§ PROBLEM DESCRIPTION: Pick out the lines in the listing below that contain the word "的基础上" and copy them.

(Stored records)
begin

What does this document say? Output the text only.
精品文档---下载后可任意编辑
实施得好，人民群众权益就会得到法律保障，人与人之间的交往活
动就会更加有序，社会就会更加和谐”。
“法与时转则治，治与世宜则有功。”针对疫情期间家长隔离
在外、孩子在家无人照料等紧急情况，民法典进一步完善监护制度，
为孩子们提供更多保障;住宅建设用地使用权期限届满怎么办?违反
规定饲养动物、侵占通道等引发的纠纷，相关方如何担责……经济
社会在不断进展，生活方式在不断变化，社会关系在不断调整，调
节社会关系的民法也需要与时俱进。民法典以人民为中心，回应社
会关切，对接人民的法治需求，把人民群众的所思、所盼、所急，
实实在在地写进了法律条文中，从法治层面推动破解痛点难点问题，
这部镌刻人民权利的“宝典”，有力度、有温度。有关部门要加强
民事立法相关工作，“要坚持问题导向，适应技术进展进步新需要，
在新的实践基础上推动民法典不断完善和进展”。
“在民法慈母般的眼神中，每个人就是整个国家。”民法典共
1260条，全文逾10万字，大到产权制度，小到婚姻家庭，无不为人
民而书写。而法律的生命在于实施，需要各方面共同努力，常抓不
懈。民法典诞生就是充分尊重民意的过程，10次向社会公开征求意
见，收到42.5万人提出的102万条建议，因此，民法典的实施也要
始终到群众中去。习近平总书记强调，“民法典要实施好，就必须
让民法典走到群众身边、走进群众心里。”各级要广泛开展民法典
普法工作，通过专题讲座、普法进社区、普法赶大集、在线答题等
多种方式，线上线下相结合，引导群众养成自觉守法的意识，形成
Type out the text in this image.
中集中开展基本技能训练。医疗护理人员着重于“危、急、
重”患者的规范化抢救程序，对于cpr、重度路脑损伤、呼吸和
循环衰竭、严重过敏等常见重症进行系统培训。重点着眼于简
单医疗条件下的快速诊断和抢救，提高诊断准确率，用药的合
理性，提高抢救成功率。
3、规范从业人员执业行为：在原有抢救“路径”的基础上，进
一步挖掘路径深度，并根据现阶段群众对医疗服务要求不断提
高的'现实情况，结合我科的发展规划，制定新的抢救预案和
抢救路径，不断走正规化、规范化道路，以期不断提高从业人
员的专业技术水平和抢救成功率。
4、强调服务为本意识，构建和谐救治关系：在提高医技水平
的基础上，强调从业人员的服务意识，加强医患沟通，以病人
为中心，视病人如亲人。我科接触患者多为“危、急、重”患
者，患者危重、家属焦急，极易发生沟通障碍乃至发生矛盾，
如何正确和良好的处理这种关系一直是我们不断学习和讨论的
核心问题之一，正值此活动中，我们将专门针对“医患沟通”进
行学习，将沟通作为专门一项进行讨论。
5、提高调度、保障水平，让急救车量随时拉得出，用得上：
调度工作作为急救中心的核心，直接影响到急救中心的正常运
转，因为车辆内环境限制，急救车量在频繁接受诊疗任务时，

end

§ EXERCISE ANSWER:
3、规范从业人员执业行为：在原有抢救“路径”的基础上，进
的基础上，强调从业人员的服务意识，加强医患沟通，以病人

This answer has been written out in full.